-- start of Records for processing --

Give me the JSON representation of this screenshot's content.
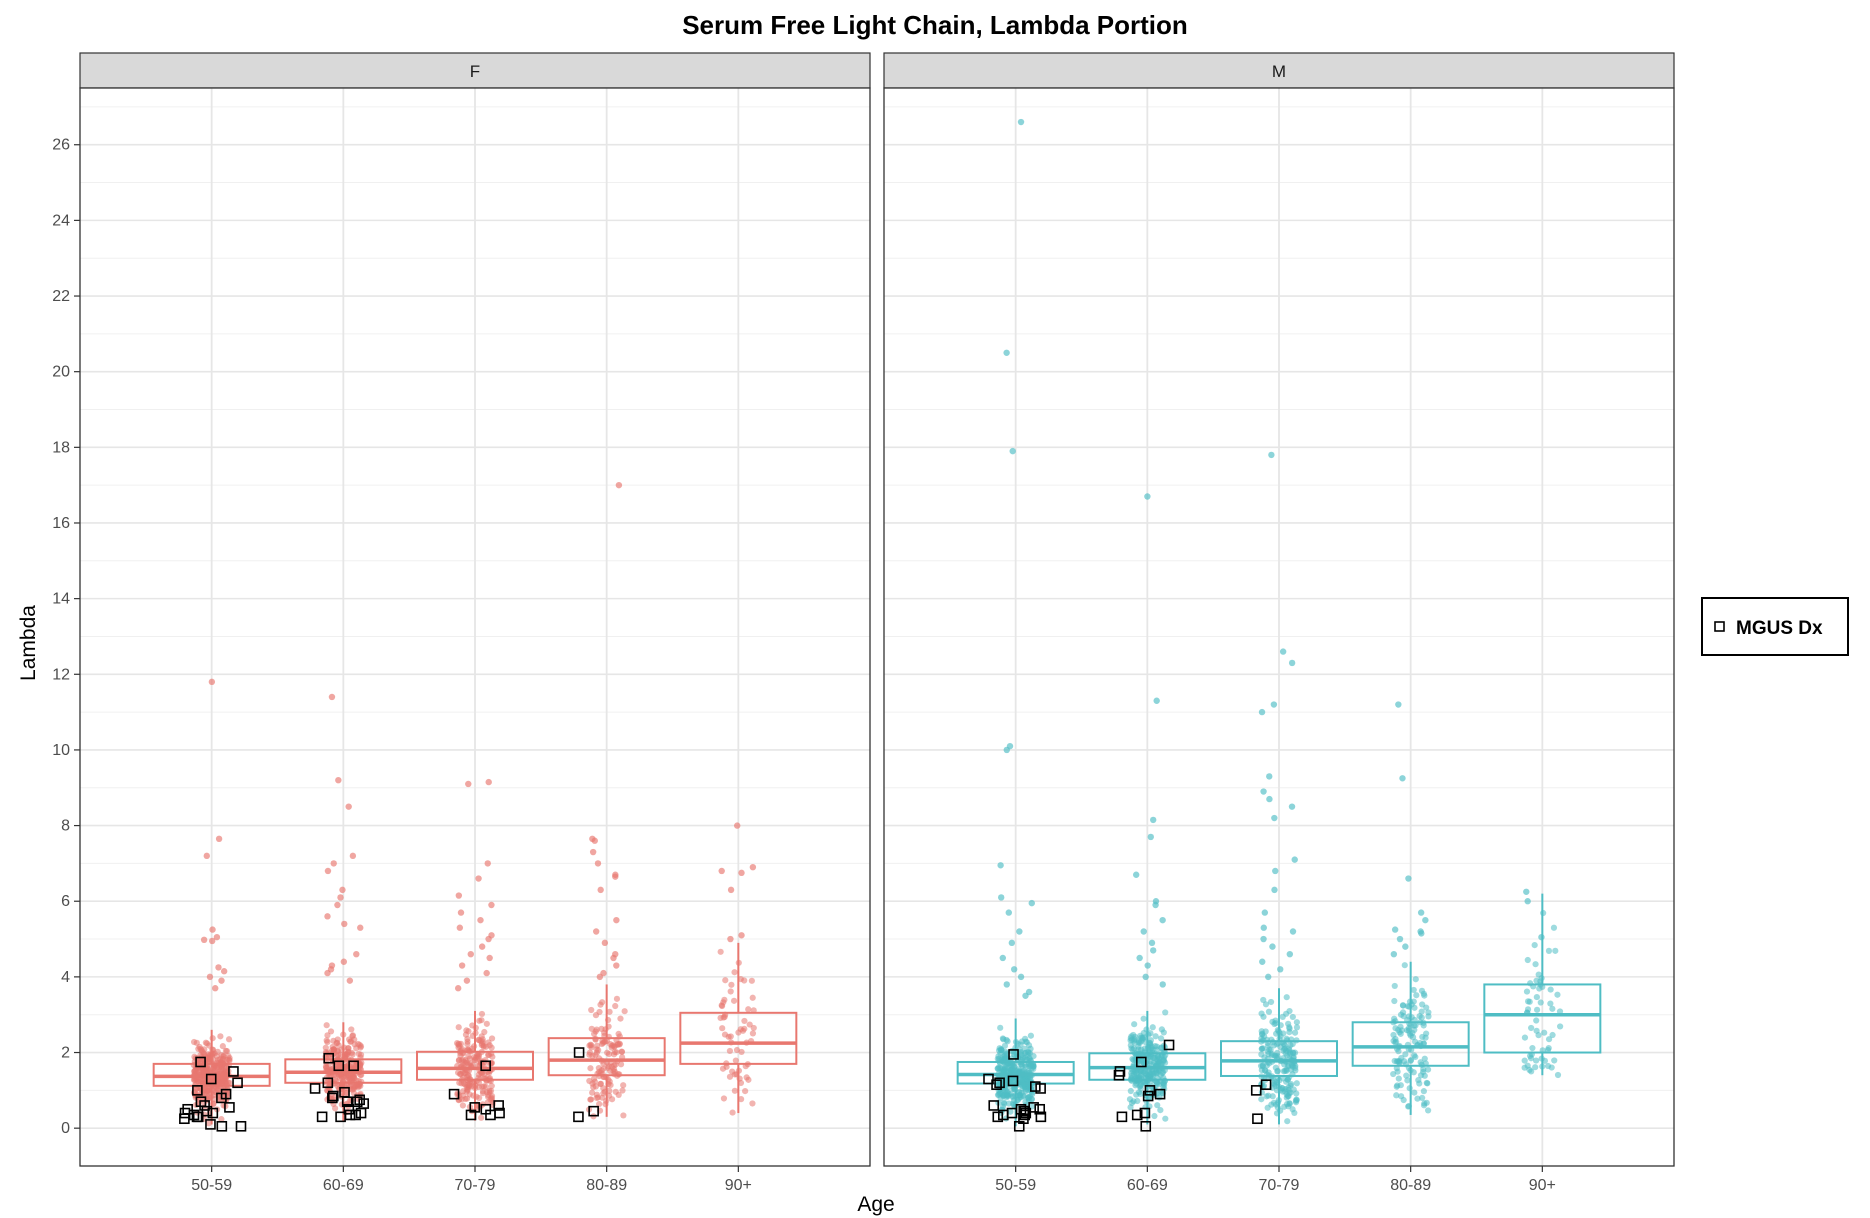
{
  "chart_data": {
    "type": "box",
    "title": "Serum Free Light Chain, Lambda Portion",
    "xlabel": "Age",
    "ylabel": "Lambda",
    "ylim": [
      -1,
      27.5
    ],
    "yticks": [
      "0",
      "2",
      "4",
      "6",
      "8",
      "10",
      "12",
      "14",
      "16",
      "18",
      "20",
      "22",
      "24",
      "26"
    ],
    "categories": [
      "50-59",
      "60-69",
      "70-79",
      "80-89",
      "90+"
    ],
    "grid": true,
    "legend": {
      "position": "right",
      "entries": [
        {
          "label": "MGUS Dx",
          "shape": "open-square"
        }
      ]
    },
    "panels": [
      {
        "name": "F",
        "color": "#e8776f",
        "boxes": [
          {
            "category": "50-59",
            "q1": 1.12,
            "median": 1.37,
            "q3": 1.7,
            "whisker_low": 0.1,
            "whisker_high": 2.6
          },
          {
            "category": "60-69",
            "q1": 1.2,
            "median": 1.48,
            "q3": 1.82,
            "whisker_low": 0.2,
            "whisker_high": 2.8
          },
          {
            "category": "70-79",
            "q1": 1.28,
            "median": 1.58,
            "q3": 2.02,
            "whisker_low": 0.2,
            "whisker_high": 3.1
          },
          {
            "category": "80-89",
            "q1": 1.4,
            "median": 1.8,
            "q3": 2.38,
            "whisker_low": 0.3,
            "whisker_high": 3.8
          },
          {
            "category": "90+",
            "q1": 1.7,
            "median": 2.25,
            "q3": 3.05,
            "whisker_low": 0.4,
            "whisker_high": 4.9
          }
        ],
        "outliers": [
          {
            "category": "50-59",
            "values": [
              11.8,
              7.65,
              7.2,
              5.25,
              5.05,
              4.98,
              4.95,
              4.25,
              4.15,
              4.0,
              3.9,
              3.7
            ]
          },
          {
            "category": "60-69",
            "values": [
              11.4,
              9.2,
              8.5,
              7.2,
              7.0,
              6.8,
              6.3,
              6.1,
              5.9,
              5.6,
              5.4,
              5.3,
              4.6,
              4.4,
              4.3,
              4.2,
              4.1,
              3.9
            ]
          },
          {
            "category": "70-79",
            "values": [
              9.15,
              9.1,
              7.0,
              6.6,
              6.15,
              5.9,
              5.7,
              5.5,
              5.3,
              5.1,
              5.0,
              4.8,
              4.6,
              4.5,
              4.3,
              4.1,
              3.9,
              3.7
            ]
          },
          {
            "category": "80-89",
            "values": [
              17.0,
              7.65,
              7.6,
              7.3,
              7.0,
              6.7,
              6.65,
              6.3,
              5.5,
              5.2,
              4.9,
              4.6,
              4.5,
              4.3,
              4.1,
              4.0
            ]
          },
          {
            "category": "90+",
            "values": [
              8.0,
              6.9,
              6.8,
              6.75,
              6.3,
              5.1,
              5.0
            ]
          }
        ],
        "mgus": [
          {
            "category": "50-59",
            "values": [
              1.75,
              1.5,
              1.3,
              1.2,
              1.0,
              0.9,
              0.8,
              0.7,
              0.6,
              0.55,
              0.5,
              0.45,
              0.4,
              0.4,
              0.35,
              0.3,
              0.3,
              0.25,
              0.1,
              0.05,
              0.05
            ]
          },
          {
            "category": "60-69",
            "values": [
              1.85,
              1.65,
              1.65,
              1.2,
              1.05,
              0.95,
              0.85,
              0.8,
              0.75,
              0.7,
              0.7,
              0.65,
              0.5,
              0.4,
              0.35,
              0.35,
              0.3,
              0.3
            ]
          },
          {
            "category": "70-79",
            "values": [
              1.65,
              0.9,
              0.6,
              0.55,
              0.5,
              0.4,
              0.35,
              0.35
            ]
          },
          {
            "category": "80-89",
            "values": [
              2.0,
              0.45,
              0.3
            ]
          },
          {
            "category": "90+",
            "values": []
          }
        ]
      },
      {
        "name": "M",
        "color": "#4fbdc4",
        "boxes": [
          {
            "category": "50-59",
            "q1": 1.18,
            "median": 1.42,
            "q3": 1.75,
            "whisker_low": 0.05,
            "whisker_high": 2.9
          },
          {
            "category": "60-69",
            "q1": 1.28,
            "median": 1.6,
            "q3": 1.98,
            "whisker_low": 0.1,
            "whisker_high": 3.1
          },
          {
            "category": "70-79",
            "q1": 1.38,
            "median": 1.78,
            "q3": 2.3,
            "whisker_low": 0.1,
            "whisker_high": 3.7
          },
          {
            "category": "80-89",
            "q1": 1.65,
            "median": 2.15,
            "q3": 2.8,
            "whisker_low": 0.35,
            "whisker_high": 4.4
          },
          {
            "category": "90+",
            "q1": 2.0,
            "median": 3.0,
            "q3": 3.8,
            "whisker_low": 1.4,
            "whisker_high": 6.2
          }
        ],
        "outliers": [
          {
            "category": "50-59",
            "values": [
              26.6,
              20.5,
              17.9,
              10.1,
              10.0,
              6.95,
              6.1,
              5.95,
              5.7,
              5.2,
              4.9,
              4.5,
              4.2,
              4.0,
              3.8,
              3.6,
              3.5
            ]
          },
          {
            "category": "60-69",
            "values": [
              16.7,
              11.3,
              8.15,
              7.7,
              6.7,
              6.0,
              5.9,
              5.5,
              5.2,
              4.9,
              4.7,
              4.5,
              4.3,
              4.0,
              3.8
            ]
          },
          {
            "category": "70-79",
            "values": [
              17.8,
              12.6,
              12.3,
              11.2,
              11.0,
              9.3,
              8.9,
              8.7,
              8.5,
              8.2,
              7.1,
              6.8,
              6.3,
              5.7,
              5.3,
              5.2,
              5.0,
              4.8,
              4.6,
              4.4,
              4.2,
              4.0
            ]
          },
          {
            "category": "80-89",
            "values": [
              11.2,
              9.25,
              6.6,
              5.7,
              5.5,
              5.25,
              5.2,
              5.15,
              5.0,
              4.8,
              4.6
            ]
          },
          {
            "category": "90+",
            "values": [
              6.25,
              6.0,
              5.05
            ]
          }
        ],
        "mgus": [
          {
            "category": "50-59",
            "values": [
              1.95,
              1.3,
              1.25,
              1.2,
              1.15,
              1.1,
              1.05,
              0.6,
              0.55,
              0.5,
              0.5,
              0.45,
              0.45,
              0.4,
              0.4,
              0.35,
              0.35,
              0.3,
              0.3,
              0.25,
              0.05
            ]
          },
          {
            "category": "60-69",
            "values": [
              2.2,
              1.75,
              1.5,
              1.4,
              1.0,
              0.9,
              0.85,
              0.4,
              0.35,
              0.3,
              0.05
            ]
          },
          {
            "category": "70-79",
            "values": [
              1.15,
              1.0,
              0.25
            ]
          },
          {
            "category": "80-89",
            "values": []
          },
          {
            "category": "90+",
            "values": []
          }
        ]
      }
    ]
  }
}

-- end of Records for processing --

Exercise details
Reproduce the entries exactly. Do not carry over any picture.

Written answer
Give me the JSON representation of this screenshot's content.
{
  "chart_data": {
    "type": "box",
    "title": "Serum Free Light Chain, Lambda Portion",
    "xlabel": "Age",
    "ylabel": "Lambda",
    "ylim": [
      -1,
      27.5
    ],
    "yticks": [
      "0",
      "2",
      "4",
      "6",
      "8",
      "10",
      "12",
      "14",
      "16",
      "18",
      "20",
      "22",
      "24",
      "26"
    ],
    "categories": [
      "50-59",
      "60-69",
      "70-79",
      "80-89",
      "90+"
    ],
    "grid": true,
    "legend": {
      "position": "right",
      "entries": [
        {
          "label": "MGUS Dx",
          "shape": "open-square"
        }
      ]
    },
    "panels": [
      {
        "name": "F",
        "color": "#e8776f",
        "boxes": [
          {
            "category": "50-59",
            "q1": 1.12,
            "median": 1.37,
            "q3": 1.7,
            "whisker_low": 0.1,
            "whisker_high": 2.6
          },
          {
            "category": "60-69",
            "q1": 1.2,
            "median": 1.48,
            "q3": 1.82,
            "whisker_low": 0.2,
            "whisker_high": 2.8
          },
          {
            "category": "70-79",
            "q1": 1.28,
            "median": 1.58,
            "q3": 2.02,
            "whisker_low": 0.2,
            "whisker_high": 3.1
          },
          {
            "category": "80-89",
            "q1": 1.4,
            "median": 1.8,
            "q3": 2.38,
            "whisker_low": 0.3,
            "whisker_high": 3.8
          },
          {
            "category": "90+",
            "q1": 1.7,
            "median": 2.25,
            "q3": 3.05,
            "whisker_low": 0.4,
            "whisker_high": 4.9
          }
        ],
        "outliers": [
          {
            "category": "50-59",
            "values": [
              11.8,
              7.65,
              7.2,
              5.25,
              5.05,
              4.98,
              4.95,
              4.25,
              4.15,
              4.0,
              3.9,
              3.7
            ]
          },
          {
            "category": "60-69",
            "values": [
              11.4,
              9.2,
              8.5,
              7.2,
              7.0,
              6.8,
              6.3,
              6.1,
              5.9,
              5.6,
              5.4,
              5.3,
              4.6,
              4.4,
              4.3,
              4.2,
              4.1,
              3.9
            ]
          },
          {
            "category": "70-79",
            "values": [
              9.15,
              9.1,
              7.0,
              6.6,
              6.15,
              5.9,
              5.7,
              5.5,
              5.3,
              5.1,
              5.0,
              4.8,
              4.6,
              4.5,
              4.3,
              4.1,
              3.9,
              3.7
            ]
          },
          {
            "category": "80-89",
            "values": [
              17.0,
              7.65,
              7.6,
              7.3,
              7.0,
              6.7,
              6.65,
              6.3,
              5.5,
              5.2,
              4.9,
              4.6,
              4.5,
              4.3,
              4.1,
              4.0
            ]
          },
          {
            "category": "90+",
            "values": [
              8.0,
              6.9,
              6.8,
              6.75,
              6.3,
              5.1,
              5.0
            ]
          }
        ],
        "mgus": [
          {
            "category": "50-59",
            "values": [
              1.75,
              1.5,
              1.3,
              1.2,
              1.0,
              0.9,
              0.8,
              0.7,
              0.6,
              0.55,
              0.5,
              0.45,
              0.4,
              0.4,
              0.35,
              0.3,
              0.3,
              0.25,
              0.1,
              0.05,
              0.05
            ]
          },
          {
            "category": "60-69",
            "values": [
              1.85,
              1.65,
              1.65,
              1.2,
              1.05,
              0.95,
              0.85,
              0.8,
              0.75,
              0.7,
              0.7,
              0.65,
              0.5,
              0.4,
              0.35,
              0.35,
              0.3,
              0.3
            ]
          },
          {
            "category": "70-79",
            "values": [
              1.65,
              0.9,
              0.6,
              0.55,
              0.5,
              0.4,
              0.35,
              0.35
            ]
          },
          {
            "category": "80-89",
            "values": [
              2.0,
              0.45,
              0.3
            ]
          },
          {
            "category": "90+",
            "values": []
          }
        ]
      },
      {
        "name": "M",
        "color": "#4fbdc4",
        "boxes": [
          {
            "category": "50-59",
            "q1": 1.18,
            "median": 1.42,
            "q3": 1.75,
            "whisker_low": 0.05,
            "whisker_high": 2.9
          },
          {
            "category": "60-69",
            "q1": 1.28,
            "median": 1.6,
            "q3": 1.98,
            "whisker_low": 0.1,
            "whisker_high": 3.1
          },
          {
            "category": "70-79",
            "q1": 1.38,
            "median": 1.78,
            "q3": 2.3,
            "whisker_low": 0.1,
            "whisker_high": 3.7
          },
          {
            "category": "80-89",
            "q1": 1.65,
            "median": 2.15,
            "q3": 2.8,
            "whisker_low": 0.35,
            "whisker_high": 4.4
          },
          {
            "category": "90+",
            "q1": 2.0,
            "median": 3.0,
            "q3": 3.8,
            "whisker_low": 1.4,
            "whisker_high": 6.2
          }
        ],
        "outliers": [
          {
            "category": "50-59",
            "values": [
              26.6,
              20.5,
              17.9,
              10.1,
              10.0,
              6.95,
              6.1,
              5.95,
              5.7,
              5.2,
              4.9,
              4.5,
              4.2,
              4.0,
              3.8,
              3.6,
              3.5
            ]
          },
          {
            "category": "60-69",
            "values": [
              16.7,
              11.3,
              8.15,
              7.7,
              6.7,
              6.0,
              5.9,
              5.5,
              5.2,
              4.9,
              4.7,
              4.5,
              4.3,
              4.0,
              3.8
            ]
          },
          {
            "category": "70-79",
            "values": [
              17.8,
              12.6,
              12.3,
              11.2,
              11.0,
              9.3,
              8.9,
              8.7,
              8.5,
              8.2,
              7.1,
              6.8,
              6.3,
              5.7,
              5.3,
              5.2,
              5.0,
              4.8,
              4.6,
              4.4,
              4.2,
              4.0
            ]
          },
          {
            "category": "80-89",
            "values": [
              11.2,
              9.25,
              6.6,
              5.7,
              5.5,
              5.25,
              5.2,
              5.15,
              5.0,
              4.8,
              4.6
            ]
          },
          {
            "category": "90+",
            "values": [
              6.25,
              6.0,
              5.05
            ]
          }
        ],
        "mgus": [
          {
            "category": "50-59",
            "values": [
              1.95,
              1.3,
              1.25,
              1.2,
              1.15,
              1.1,
              1.05,
              0.6,
              0.55,
              0.5,
              0.5,
              0.45,
              0.45,
              0.4,
              0.4,
              0.35,
              0.35,
              0.3,
              0.3,
              0.25,
              0.05
            ]
          },
          {
            "category": "60-69",
            "values": [
              2.2,
              1.75,
              1.5,
              1.4,
              1.0,
              0.9,
              0.85,
              0.4,
              0.35,
              0.3,
              0.05
            ]
          },
          {
            "category": "70-79",
            "values": [
              1.15,
              1.0,
              0.25
            ]
          },
          {
            "category": "80-89",
            "values": []
          },
          {
            "category": "90+",
            "values": []
          }
        ]
      }
    ]
  }
}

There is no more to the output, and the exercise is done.